-- BEGIN EXTRACTED INFORMATION --
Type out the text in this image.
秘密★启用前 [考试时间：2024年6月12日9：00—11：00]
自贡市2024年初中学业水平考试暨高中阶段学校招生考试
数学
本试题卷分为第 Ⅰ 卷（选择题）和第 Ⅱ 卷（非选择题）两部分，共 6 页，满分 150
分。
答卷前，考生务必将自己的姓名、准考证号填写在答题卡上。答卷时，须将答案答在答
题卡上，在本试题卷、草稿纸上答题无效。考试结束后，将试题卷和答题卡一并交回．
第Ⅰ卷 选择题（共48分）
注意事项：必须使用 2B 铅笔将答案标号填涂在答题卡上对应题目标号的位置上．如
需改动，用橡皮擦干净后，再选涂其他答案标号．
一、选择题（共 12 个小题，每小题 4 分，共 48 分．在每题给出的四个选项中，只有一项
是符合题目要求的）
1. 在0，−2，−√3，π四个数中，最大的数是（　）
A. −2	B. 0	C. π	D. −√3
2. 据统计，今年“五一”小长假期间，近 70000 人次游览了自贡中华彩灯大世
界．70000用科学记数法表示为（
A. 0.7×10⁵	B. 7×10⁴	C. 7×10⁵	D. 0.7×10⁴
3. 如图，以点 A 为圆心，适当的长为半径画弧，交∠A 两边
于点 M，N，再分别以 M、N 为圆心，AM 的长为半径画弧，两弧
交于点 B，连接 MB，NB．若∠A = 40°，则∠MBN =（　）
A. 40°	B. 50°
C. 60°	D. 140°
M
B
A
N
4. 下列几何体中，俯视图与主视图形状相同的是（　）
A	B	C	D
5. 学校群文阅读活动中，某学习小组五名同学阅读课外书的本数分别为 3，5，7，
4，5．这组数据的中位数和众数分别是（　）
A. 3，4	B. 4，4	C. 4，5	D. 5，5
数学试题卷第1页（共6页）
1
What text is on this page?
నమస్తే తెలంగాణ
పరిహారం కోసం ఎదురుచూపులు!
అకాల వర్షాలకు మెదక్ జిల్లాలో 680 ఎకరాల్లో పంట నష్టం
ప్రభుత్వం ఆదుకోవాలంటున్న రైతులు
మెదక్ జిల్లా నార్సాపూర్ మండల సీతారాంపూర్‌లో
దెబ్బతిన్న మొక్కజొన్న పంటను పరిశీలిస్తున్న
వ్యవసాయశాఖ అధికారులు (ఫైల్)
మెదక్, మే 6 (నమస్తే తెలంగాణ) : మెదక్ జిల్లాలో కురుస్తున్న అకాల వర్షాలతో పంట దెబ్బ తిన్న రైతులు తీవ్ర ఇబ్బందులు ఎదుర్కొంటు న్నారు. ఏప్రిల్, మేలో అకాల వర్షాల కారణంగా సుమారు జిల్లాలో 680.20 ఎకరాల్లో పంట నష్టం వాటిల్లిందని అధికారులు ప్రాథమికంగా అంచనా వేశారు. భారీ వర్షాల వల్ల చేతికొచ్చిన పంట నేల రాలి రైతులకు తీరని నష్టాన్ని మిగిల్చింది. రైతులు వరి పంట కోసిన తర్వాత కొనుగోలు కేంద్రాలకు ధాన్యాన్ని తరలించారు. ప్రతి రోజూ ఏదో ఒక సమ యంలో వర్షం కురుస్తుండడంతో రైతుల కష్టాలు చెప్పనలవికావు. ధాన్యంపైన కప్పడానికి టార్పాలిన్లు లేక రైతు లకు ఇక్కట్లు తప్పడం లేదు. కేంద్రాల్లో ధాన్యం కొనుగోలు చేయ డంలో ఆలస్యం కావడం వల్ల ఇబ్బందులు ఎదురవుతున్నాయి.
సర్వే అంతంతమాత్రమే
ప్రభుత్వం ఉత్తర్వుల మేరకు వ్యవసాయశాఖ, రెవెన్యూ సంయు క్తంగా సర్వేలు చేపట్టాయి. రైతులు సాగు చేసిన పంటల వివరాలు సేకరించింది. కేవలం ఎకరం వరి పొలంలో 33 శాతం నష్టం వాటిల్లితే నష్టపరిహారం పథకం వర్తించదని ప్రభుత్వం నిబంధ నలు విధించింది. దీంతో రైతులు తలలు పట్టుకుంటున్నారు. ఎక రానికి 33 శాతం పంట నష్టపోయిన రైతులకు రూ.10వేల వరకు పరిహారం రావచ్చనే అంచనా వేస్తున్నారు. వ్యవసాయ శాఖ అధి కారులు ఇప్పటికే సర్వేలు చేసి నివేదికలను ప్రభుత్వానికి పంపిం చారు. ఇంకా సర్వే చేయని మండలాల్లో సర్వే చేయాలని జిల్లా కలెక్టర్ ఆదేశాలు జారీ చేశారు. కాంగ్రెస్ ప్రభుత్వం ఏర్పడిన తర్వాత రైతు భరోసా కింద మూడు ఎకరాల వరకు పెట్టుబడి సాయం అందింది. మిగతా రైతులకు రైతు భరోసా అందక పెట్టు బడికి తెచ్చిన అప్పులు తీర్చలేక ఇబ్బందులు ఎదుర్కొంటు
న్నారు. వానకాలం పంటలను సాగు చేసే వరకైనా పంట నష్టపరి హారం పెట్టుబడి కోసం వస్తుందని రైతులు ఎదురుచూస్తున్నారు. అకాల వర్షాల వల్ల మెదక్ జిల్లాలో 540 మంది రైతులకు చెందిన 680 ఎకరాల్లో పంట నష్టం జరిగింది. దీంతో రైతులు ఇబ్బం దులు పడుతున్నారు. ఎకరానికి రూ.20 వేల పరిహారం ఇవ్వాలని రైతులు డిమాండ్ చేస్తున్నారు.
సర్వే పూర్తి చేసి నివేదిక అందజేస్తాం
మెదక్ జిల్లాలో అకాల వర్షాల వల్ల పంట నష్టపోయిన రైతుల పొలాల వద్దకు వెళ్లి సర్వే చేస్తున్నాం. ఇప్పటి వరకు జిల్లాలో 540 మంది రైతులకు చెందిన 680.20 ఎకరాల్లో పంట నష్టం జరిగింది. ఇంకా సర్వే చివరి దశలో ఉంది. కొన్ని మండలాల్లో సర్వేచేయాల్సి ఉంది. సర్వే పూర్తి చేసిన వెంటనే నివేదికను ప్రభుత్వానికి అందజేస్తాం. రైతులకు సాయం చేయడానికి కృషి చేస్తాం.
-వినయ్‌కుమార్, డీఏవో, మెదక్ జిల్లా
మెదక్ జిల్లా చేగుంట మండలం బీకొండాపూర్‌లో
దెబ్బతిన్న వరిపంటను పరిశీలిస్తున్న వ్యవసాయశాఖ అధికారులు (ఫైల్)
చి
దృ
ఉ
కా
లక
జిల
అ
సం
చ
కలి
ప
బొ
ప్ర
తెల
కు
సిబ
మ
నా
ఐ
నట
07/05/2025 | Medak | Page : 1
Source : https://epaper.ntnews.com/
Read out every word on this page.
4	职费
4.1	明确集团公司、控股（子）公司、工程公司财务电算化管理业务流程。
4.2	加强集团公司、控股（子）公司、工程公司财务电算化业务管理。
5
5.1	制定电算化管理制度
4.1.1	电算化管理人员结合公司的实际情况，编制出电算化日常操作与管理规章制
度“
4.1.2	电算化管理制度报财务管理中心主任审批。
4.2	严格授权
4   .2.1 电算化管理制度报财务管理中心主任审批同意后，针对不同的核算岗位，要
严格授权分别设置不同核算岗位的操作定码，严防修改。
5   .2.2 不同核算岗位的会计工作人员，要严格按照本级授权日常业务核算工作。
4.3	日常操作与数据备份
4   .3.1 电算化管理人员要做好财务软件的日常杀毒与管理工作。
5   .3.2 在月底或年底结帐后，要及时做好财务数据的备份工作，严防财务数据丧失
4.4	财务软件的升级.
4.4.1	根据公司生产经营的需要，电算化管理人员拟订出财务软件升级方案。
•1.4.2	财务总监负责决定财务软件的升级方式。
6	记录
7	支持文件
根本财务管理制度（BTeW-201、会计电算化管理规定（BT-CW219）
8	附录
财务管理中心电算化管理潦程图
-- END EXTRACTED INFORMATION --
## TASK INSTRUCTIONS
Return exactly the lines of the data, and only those, from the line with "Read out every word on this page." through the last line, inclusive.

## RESULT
Read out every word on this page.
4	职费
4.1	明确集团公司、控股（子）公司、工程公司财务电算化管理业务流程。
4.2	加强集团公司、控股（子）公司、工程公司财务电算化业务管理。
5
5.1	制定电算化管理制度
4.1.1	电算化管理人员结合公司的实际情况，编制出电算化日常操作与管理规章制
度“
4.1.2	电算化管理制度报财务管理中心主任审批。
4.2	严格授权
4   .2.1 电算化管理制度报财务管理中心主任审批同意后，针对不同的核算岗位，要
严格授权分别设置不同核算岗位的操作定码，严防修改。
5   .2.2 不同核算岗位的会计工作人员，要严格按照本级授权日常业务核算工作。
4.3	日常操作与数据备份
4   .3.1 电算化管理人员要做好财务软件的日常杀毒与管理工作。
5   .3.2 在月底或年底结帐后，要及时做好财务数据的备份工作，严防财务数据丧失
4.4	财务软件的升级.
4.4.1	根据公司生产经营的需要，电算化管理人员拟订出财务软件升级方案。
•1.4.2	财务总监负责决定财务软件的升级方式。
6	记录
7	支持文件
根本财务管理制度（BTeW-201、会计电算化管理规定（BT-CW219）
8	附录
财务管理中心电算化管理潦程图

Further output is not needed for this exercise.